§ Available records:
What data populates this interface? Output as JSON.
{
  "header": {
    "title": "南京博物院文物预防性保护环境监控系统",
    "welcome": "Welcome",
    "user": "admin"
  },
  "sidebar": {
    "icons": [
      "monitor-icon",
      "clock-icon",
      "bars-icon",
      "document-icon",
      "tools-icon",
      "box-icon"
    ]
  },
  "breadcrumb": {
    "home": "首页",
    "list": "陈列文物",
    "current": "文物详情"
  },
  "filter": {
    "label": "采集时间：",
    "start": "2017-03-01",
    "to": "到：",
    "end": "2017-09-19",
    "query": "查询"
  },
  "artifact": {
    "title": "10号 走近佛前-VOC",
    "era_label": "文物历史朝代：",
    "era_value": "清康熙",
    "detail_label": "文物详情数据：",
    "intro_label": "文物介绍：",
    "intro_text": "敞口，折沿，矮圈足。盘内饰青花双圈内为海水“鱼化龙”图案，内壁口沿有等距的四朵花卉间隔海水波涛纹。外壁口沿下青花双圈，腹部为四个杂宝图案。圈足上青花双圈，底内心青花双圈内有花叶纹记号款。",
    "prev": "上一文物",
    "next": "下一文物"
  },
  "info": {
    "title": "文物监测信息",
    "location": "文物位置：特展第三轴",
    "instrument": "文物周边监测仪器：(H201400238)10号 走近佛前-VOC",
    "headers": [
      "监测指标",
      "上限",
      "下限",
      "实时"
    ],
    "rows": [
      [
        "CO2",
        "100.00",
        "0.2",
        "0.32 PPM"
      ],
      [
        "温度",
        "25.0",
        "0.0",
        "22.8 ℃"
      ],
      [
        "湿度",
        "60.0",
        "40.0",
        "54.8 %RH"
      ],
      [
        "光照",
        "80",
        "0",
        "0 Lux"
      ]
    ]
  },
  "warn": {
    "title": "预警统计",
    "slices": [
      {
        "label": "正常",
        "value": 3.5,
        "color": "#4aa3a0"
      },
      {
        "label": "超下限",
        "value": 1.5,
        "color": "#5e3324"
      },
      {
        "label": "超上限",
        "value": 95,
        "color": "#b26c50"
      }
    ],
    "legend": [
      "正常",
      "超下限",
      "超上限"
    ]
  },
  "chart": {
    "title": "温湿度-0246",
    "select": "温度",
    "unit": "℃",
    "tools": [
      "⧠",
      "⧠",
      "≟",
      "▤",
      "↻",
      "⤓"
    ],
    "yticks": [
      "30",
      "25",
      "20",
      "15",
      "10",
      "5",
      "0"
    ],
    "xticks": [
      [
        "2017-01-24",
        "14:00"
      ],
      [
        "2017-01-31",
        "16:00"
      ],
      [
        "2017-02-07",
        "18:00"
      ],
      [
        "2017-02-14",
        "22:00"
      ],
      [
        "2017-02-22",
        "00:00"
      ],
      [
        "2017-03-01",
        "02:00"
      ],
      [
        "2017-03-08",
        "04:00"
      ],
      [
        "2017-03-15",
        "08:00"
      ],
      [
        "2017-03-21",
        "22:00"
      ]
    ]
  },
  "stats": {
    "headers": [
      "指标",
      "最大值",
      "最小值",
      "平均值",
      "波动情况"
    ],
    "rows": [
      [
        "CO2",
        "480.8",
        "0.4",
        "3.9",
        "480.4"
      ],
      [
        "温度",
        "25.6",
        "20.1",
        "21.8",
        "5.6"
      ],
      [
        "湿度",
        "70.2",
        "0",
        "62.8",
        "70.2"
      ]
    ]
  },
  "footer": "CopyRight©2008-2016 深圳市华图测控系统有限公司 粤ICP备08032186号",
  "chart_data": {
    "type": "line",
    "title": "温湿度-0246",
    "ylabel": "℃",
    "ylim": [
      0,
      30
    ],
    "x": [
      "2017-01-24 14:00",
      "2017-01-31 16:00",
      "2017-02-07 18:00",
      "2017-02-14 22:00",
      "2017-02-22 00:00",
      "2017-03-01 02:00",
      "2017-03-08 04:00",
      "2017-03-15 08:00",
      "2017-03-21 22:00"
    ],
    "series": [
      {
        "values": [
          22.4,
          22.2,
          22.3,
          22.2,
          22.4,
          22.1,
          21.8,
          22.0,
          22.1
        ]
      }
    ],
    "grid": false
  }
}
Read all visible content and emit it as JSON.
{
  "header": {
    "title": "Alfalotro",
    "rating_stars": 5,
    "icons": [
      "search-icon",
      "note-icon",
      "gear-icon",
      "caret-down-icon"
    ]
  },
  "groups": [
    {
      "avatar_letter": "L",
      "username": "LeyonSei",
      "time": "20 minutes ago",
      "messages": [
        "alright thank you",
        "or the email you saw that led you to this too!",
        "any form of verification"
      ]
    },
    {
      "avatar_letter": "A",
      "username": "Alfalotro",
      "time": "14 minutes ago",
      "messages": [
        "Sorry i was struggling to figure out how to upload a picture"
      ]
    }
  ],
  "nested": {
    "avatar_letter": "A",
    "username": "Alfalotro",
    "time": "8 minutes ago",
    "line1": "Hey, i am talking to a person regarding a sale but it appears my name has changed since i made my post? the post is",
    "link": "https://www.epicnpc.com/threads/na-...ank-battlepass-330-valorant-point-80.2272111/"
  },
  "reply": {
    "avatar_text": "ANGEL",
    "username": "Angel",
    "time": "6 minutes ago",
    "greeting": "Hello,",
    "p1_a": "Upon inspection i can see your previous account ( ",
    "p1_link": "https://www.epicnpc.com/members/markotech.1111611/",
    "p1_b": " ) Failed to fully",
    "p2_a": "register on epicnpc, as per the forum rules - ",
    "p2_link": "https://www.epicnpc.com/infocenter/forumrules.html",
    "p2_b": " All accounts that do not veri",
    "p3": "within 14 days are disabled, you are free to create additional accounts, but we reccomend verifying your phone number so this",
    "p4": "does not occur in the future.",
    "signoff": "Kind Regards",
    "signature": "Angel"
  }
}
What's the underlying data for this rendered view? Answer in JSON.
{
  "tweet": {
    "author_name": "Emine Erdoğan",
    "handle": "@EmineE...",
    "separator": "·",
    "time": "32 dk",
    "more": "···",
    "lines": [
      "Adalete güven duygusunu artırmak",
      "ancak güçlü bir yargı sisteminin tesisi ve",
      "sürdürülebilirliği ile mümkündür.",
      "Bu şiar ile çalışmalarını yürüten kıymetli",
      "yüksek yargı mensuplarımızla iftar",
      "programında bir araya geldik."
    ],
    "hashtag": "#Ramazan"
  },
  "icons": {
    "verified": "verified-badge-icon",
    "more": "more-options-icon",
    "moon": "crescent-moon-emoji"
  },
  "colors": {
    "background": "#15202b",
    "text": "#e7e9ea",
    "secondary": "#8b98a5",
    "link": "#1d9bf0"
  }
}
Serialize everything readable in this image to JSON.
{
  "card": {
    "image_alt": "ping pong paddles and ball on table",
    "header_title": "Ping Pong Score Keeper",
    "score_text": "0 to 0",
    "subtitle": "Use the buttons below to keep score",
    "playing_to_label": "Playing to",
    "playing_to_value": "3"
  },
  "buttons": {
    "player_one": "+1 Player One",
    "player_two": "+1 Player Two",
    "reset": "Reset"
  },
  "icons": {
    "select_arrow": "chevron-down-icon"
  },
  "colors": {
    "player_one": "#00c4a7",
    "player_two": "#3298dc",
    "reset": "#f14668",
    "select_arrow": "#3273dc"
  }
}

§ What to produce: Extract all the entries word for word.

§ Task answer:
What data populates this interface? Output as JSON.
{
  "header": {
    "title": "南京博物院文物预防性保护环境监控系统",
    "welcome": "Welcome",
    "user": "admin"
  },
  "sidebar": {
    "icons": [
      "monitor-icon",
      "clock-icon",
      "bars-icon",
      "document-icon",
      "tools-icon",
      "box-icon"
    ]
  },
  "breadcrumb": {
    "home": "首页",
    "list": "陈列文物",
    "current": "文物详情"
  },
  "filter": {
    "label": "采集时间：",
    "start": "2017-03-01",
    "to": "到：",
    "end": "2017-09-19",
    "query": "查询"
  },
  "artifact": {
    "title": "10号 走近佛前-VOC",
    "era_label": "文物历史朝代：",
    "era_value": "清康熙",
    "detail_label": "文物详情数据：",
    "intro_label": "文物介绍：",
    "intro_text": "敞口，折沿，矮圈足。盘内饰青花双圈内为海水“鱼化龙”图案，内壁口沿有等距的四朵花卉间隔海水波涛纹。外壁口沿下青花双圈，腹部为四个杂宝图案。圈足上青花双圈，底内心青花双圈内有花叶纹记号款。",
    "prev": "上一文物",
    "next": "下一文物"
  },
  "info": {
    "title": "文物监测信息",
    "location": "文物位置：特展第三轴",
    "instrument": "文物周边监测仪器：(H201400238)10号 走近佛前-VOC",
    "headers": [
      "监测指标",
      "上限",
      "下限",
      "实时"
    ],
    "rows": [
      [
        "CO2",
        "100.00",
        "0.2",
        "0.32 PPM"
      ],
      [
        "温度",
        "25.0",
        "0.0",
        "22.8 ℃"
      ],
      [
        "湿度",
        "60.0",
        "40.0",
        "54.8 %RH"
      ],
      [
        "光照",
        "80",
        "0",
        "0 Lux"
      ]
    ]
  },
  "warn": {
    "title": "预警统计",
    "slices": [
      {
        "label": "正常",
        "value": 3.5,
        "color": "#4aa3a0"
      },
      {
        "label": "超下限",
        "value": 1.5,
        "color": "#5e3324"
      },
      {
        "label": "超上限",
        "value": 95,
        "color": "#b26c50"
      }
    ],
    "legend": [
      "正常",
      "超下限",
      "超上限"
    ]
  },
  "chart": {
    "title": "温湿度-0246",
    "select": "温度",
    "unit": "℃",
    "tools": [
      "⧠",
      "⧠",
      "≟",
      "▤",
      "↻",
      "⤓"
    ],
    "yticks": [
      "30",
      "25",
      "20",
      "15",
      "10",
      "5",
      "0"
    ],
    "xticks": [
      [
        "2017-01-24",
        "14:00"
      ],
      [
        "2017-01-31",
        "16:00"
      ],
      [
        "2017-02-07",
        "18:00"
      ],
      [
        "2017-02-14",
        "22:00"
      ],
      [
        "2017-02-22",
        "00:00"
      ],
      [
        "2017-03-01",
        "02:00"
      ],
      [
        "2017-03-08",
        "04:00"
      ],
      [
        "2017-03-15",
        "08:00"
      ],
      [
        "2017-03-21",
        "22:00"
      ]
    ]
  },
  "stats": {
    "headers": [
      "指标",
      "最大值",
      "最小值",
      "平均值",
      "波动情况"
    ],
    "rows": [
      [
        "CO2",
        "480.8",
        "0.4",
        "3.9",
        "480.4"
      ],
      [
        "温度",
        "25.6",
        "20.1",
        "21.8",
        "5.6"
      ],
      [
        "湿度",
        "70.2",
        "0",
        "62.8",
        "70.2"
      ]
    ]
  },
  "footer": "CopyRight©2008-2016 深圳市华图测控系统有限公司 粤ICP备08032186号",
  "chart_data": {
    "type": "line",
    "title": "温湿度-0246",
    "ylabel": "℃",
    "ylim": [
      0,
      30
    ],
    "x": [
      "2017-01-24 14:00",
      "2017-01-31 16:00",
      "2017-02-07 18:00",
      "2017-02-14 22:00",
      "2017-02-22 00:00",
      "2017-03-01 02:00",
      "2017-03-08 04:00",
      "2017-03-15 08:00",
      "2017-03-21 22:00"
    ],
    "series": [
      {
        "values": [
          22.4,
          22.2,
          22.3,
          22.2,
          22.4,
          22.1,
          21.8,
          22.0,
          22.1
        ]
      }
    ],
    "grid": false
  }
}
Read all visible content and emit it as JSON.
{
  "header": {
    "title": "Alfalotro",
    "rating_stars": 5,
    "icons": [
      "search-icon",
      "note-icon",
      "gear-icon",
      "caret-down-icon"
    ]
  },
  "groups": [
    {
      "avatar_letter": "L",
      "username": "LeyonSei",
      "time": "20 minutes ago",
      "messages": [
        "alright thank you",
        "or the email you saw that led you to this too!",
        "any form of verification"
      ]
    },
    {
      "avatar_letter": "A",
      "username": "Alfalotro",
      "time": "14 minutes ago",
      "messages": [
        "Sorry i was struggling to figure out how to upload a picture"
      ]
    }
  ],
  "nested": {
    "avatar_letter": "A",
    "username": "Alfalotro",
    "time": "8 minutes ago",
    "line1": "Hey, i am talking to a person regarding a sale but it appears my name has changed since i made my post? the post is",
    "link": "https://www.epicnpc.com/threads/na-...ank-battlepass-330-valorant-point-80.2272111/"
  },
  "reply": {
    "avatar_text": "ANGEL",
    "username": "Angel",
    "time": "6 minutes ago",
    "greeting": "Hello,",
    "p1_a": "Upon inspection i can see your previous account ( ",
    "p1_link": "https://www.epicnpc.com/members/markotech.1111611/",
    "p1_b": " ) Failed to fully",
    "p2_a": "register on epicnpc, as per the forum rules - ",
    "p2_link": "https://www.epicnpc.com/infocenter/forumrules.html",
    "p2_b": " All accounts that do not veri",
    "p3": "within 14 days are disabled, you are free to create additional accounts, but we reccomend verifying your phone number so this",
    "p4": "does not occur in the future.",
    "signoff": "Kind Regards",
    "signature": "Angel"
  }
}
What's the underlying data for this rendered view? Answer in JSON.
{
  "tweet": {
    "author_name": "Emine Erdoğan",
    "handle": "@EmineE...",
    "separator": "·",
    "time": "32 dk",
    "more": "···",
    "lines": [
      "Adalete güven duygusunu artırmak",
      "ancak güçlü bir yargı sisteminin tesisi ve",
      "sürdürülebilirliği ile mümkündür.",
      "Bu şiar ile çalışmalarını yürüten kıymetli",
      "yüksek yargı mensuplarımızla iftar",
      "programında bir araya geldik."
    ],
    "hashtag": "#Ramazan"
  },
  "icons": {
    "verified": "verified-badge-icon",
    "more": "more-options-icon",
    "moon": "crescent-moon-emoji"
  },
  "colors": {
    "background": "#15202b",
    "text": "#e7e9ea",
    "secondary": "#8b98a5",
    "link": "#1d9bf0"
  }
}
Serialize everything readable in this image to JSON.
{
  "card": {
    "image_alt": "ping pong paddles and ball on table",
    "header_title": "Ping Pong Score Keeper",
    "score_text": "0 to 0",
    "subtitle": "Use the buttons below to keep score",
    "playing_to_label": "Playing to",
    "playing_to_value": "3"
  },
  "buttons": {
    "player_one": "+1 Player One",
    "player_two": "+1 Player Two",
    "reset": "Reset"
  },
  "icons": {
    "select_arrow": "chevron-down-icon"
  },
  "colors": {
    "player_one": "#00c4a7",
    "player_two": "#3298dc",
    "reset": "#f14668",
    "select_arrow": "#3273dc"
  }
}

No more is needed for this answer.